ZİYNET ALACAĞI DAVASI

 

Av. ABDULLAH  GÜRSU

Ziynet; altın, gümüş gibi kıymetli madenlerden yapılmış olup; insanlar tarafından takılan süs eşyası olarak tanımlanmaktadır (Yılmaz, E.: Hukuk Sözlüğü, Ankara 2011, s. 1529). Ziynet eşyasını evlilik münasebetiyle gelin ve damada verilen hediyeler olarak tanımlamak mümkündür. Bu bağlamda, bilezik, altın kelepçe, kolye, gerdanlık, takı seti, bileklik, saat, küpe ve yüzük gibi takılar, ziynet eşyası olarak kabul edilmektedir (Sağıroğlu, M.Ş.: Ziynet Davaları, İstanbul 2013, s.3).

Evlilik birliğinin kurulması esnasında bilhassa düğün esnasında damat ve geline takılan takıları boşanma sürecinde tarafların esaslı talepleri arasında yer almaktadır. Bu ziynetlerin varlığının, kimde ve nerede olduğunun, harcanmış olduğunun vb. birçok konu yargılamalarda ispatlanması gerekmektedir. Hangi tarafın hangi delil ve vasıtalarla bunu ispatlayacağı ise ziynet davalarının birincil meselesidir. Yazılı ve görsel medyada da sıkça yer alan haberlerde buna ilişkin içtihatların da sürekli olarak gündeme geldiği ve yargı makamlarının da içtihatlarda zaman zaman değişikliğe gittiği görülmektedir.

Ziynet alacağı davasında öncelikle ziynet takılarının öncelikle iadesi talep edilmektedir. İkincil talep olarak (terditli dava) ise aynen iadenin mümkün olmaması durumunda ziynet takılarının bedelinin faiziyle ödenmesi talebinde bulunulmaktadır.

KADINA ÖZGÜ ZİYNET EŞYALARI

 

Kadına özgü ziynet eşyaları; eşler arasında aksine bir anlaşma veya bu konuda yerel bir âdet bulunmadıkça evlilik sırasında kim tarafından hangi eşe takılmış olursa olsun kadın eşe bağışlanmış sayılır ve artık onun kişisel malı niteliğini kazanır.

Yargıtay Hukuk Genel Kurulunun 04.03.2020 tarih, esas 2017/3-1040, karar 2020/240 sayılı emsal teşkil eden kararı uyarınca kadına özgü olanlar dışında erkeğe takılan ziynet eşyalarının erkeğe ait olacağına dair karine bulunduğu belirtilmiştir. Yargıtay önceki kararlarında kime takıldığına ve takının niteliğine bakılmaksızın düğün takılarının kadına ait olduğuna karar verirken, güncel kararlarında kadına özgü ziynet eşyalarının kadına ait olacağına karar vermiştir. Bu durumda kadına özgü olmayan ve erkeğe takılan düğün takılarının erkeğe ait olacağı kabul edilmektedir. Örneğin, erkeğe takılan çeyrek altın, yarım altın, tam altın, mevduat gibi takılar erkeğe ait olacaktır.

» **Veri Bölümü**:
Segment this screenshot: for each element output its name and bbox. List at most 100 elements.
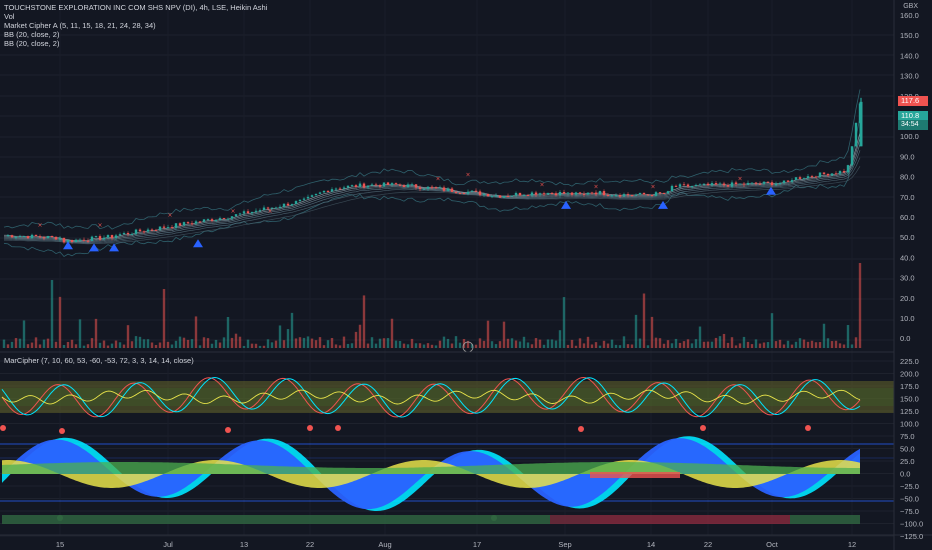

» **Alıştırma Bölümleri**:
a. Ziynet alacağı davası konulu metinde "Yargıtay Hukuk Genel Kurulunun 04.03.2020 tarih" sözleriyle başlayan paragrafı, ana bilgilerini koruyarak madde listesi hâlinde yeniden yazın.
b. Ziynet alacağı davası konulu metnin devamını, son cümlesinden sonrasından başlayarak yazın.

» **Alıştırma Cevapları**:
a.
- Yargıtay Hukuk Genel Kurulunun 04.03.2020 tarihli, esas 2017/3-1040, karar 2020/240 sayılı emsal kararına göre, kadına özgü olanlar dışında erkeğe takılan ziynet eşyalarının erkeğe ait olduğuna dair karine vardır.
- Yargıtay önceki kararlarında, kime takıldığına ve takının niteliğine bakmaksızın düğün takılarını kadına ait saymıştır.
- Güncel kararlarda kadına özgü ziynet eşyalarının kadına ait olduğuna hükmedilmektedir.
- Kadına özgü olmayan ve erkeğe takılan düğün takıları erkeğe ait kabul edilir.
- Örnek olarak erkeğe takılan çeyrek altın, yarım altın, tam altın ve mevduat erkeğe ait olacaktır.

b.
ZİYNET ALACAĞI DAVASININ NİTELİĞİ

 

         Ziynet alacağı davası boşanma davasının derisi niteliğinde değildir. Diğer bir ifadeyle ziynet alacağı davası boşanma davası ile birlikte açılabileceği gibi boşanma davası sürecinde veya boşanma davası kesinleştikten sonra da açılabilir. Bu dava boşanma davasından ayrı bir dava olması nedeniyle ayrı olarak harç ödenmesi gerekir. 

ZİYNET ALACAĞI DAVASINDA İSPAT YÜKÜ

 

Dava konusu edilen bir hakkın ve buna karşı yapılan savunmanın dayandığı vakıaların (olguların) var olup olmadıkları hakkında mahkemeye kanaat verilmesi işlemine ispat denir. İspatın konusunu tarafların üzerinde anlaşamadıkları ve uyuşmazlığın çözümüne etkili olabilecek çekişmeli vakıalar oluşturur ve bu vakıaların ispatı için delil gösterilir (6100 sayılı Hukuk Muhakemeleri Kanunu (HMK) m.187/1).  Herkesçe bilinen vakıalarla, ikrar edilmiş vakıalar çekişmeli sayılmaz (HMK m. 187/2).

Vakıa (olgu) ise, 03.03.2017 tarihli ve 2015/2 E. ve 2017/1 K. sayılı Yargıtay İçtihadı Birleştirme Kararında; kendisine hukuki sonuç bağlanmış olaylar şeklinde tanımlanmıştır. İspatı gereken olaylar, olumlu vakıalar olabileceği gibi olumsuz vakıalar da olabilir.

Diğer taraftan hâkim, taraflar arasında uyuşmazlık konusu olan vakıaların gerçekleşip gerçekleşmediğini, kural olarak kendiliğinden araştıramaz. Bir olayın gerçekleşip gerçekleşmediğini taraflar ispat etmelidir. Bir davada ispat yükünün hangi tarafa ait olacağı hususu ise 4721 sayılı Türk Medeni Kanunu'nun 6. maddesinde; "Kanunda aksine bir hüküm bulunmadıkça, taraflardan her biri, hakkını dayandırdığı olguların varlığını ispatla yükümlüdür." şeklinde belirtildiği gibi, usul hukukun en önemli konularından biri olan ispat yükü kuralı, 6100 sayılı HMK'nın 190. maddesinde de; "İspat yükü, kanunda özel bir düzenleme bulunmadıkça, iddia edilen vakıaya bağlanan hukuki sonuçtan kendi lehine hak çıkaran tarafa aittir." şeklinde hüküm altına alınmıştır.

Yukarıda bahsedilen düzenlemelerden hareket edildiğinde, ispat yükü hayatın olağan akışına aykırı durumu iddia eden ya da savunmada bulunan kimseye düşer. Olağan olan kadına özgü ziynet eşyalarının kadın eşin himayesinde bulunmasıdır. Bunun aksini iddia eden kadın eş iddiasını ispatla mükelleftir. Ziynet eşyası davasında dava konusu altınların varlığı ve bu altınların kadın eşte olmadığı şüpheye yer vermeyecek şekilde ispatlanmalıdır.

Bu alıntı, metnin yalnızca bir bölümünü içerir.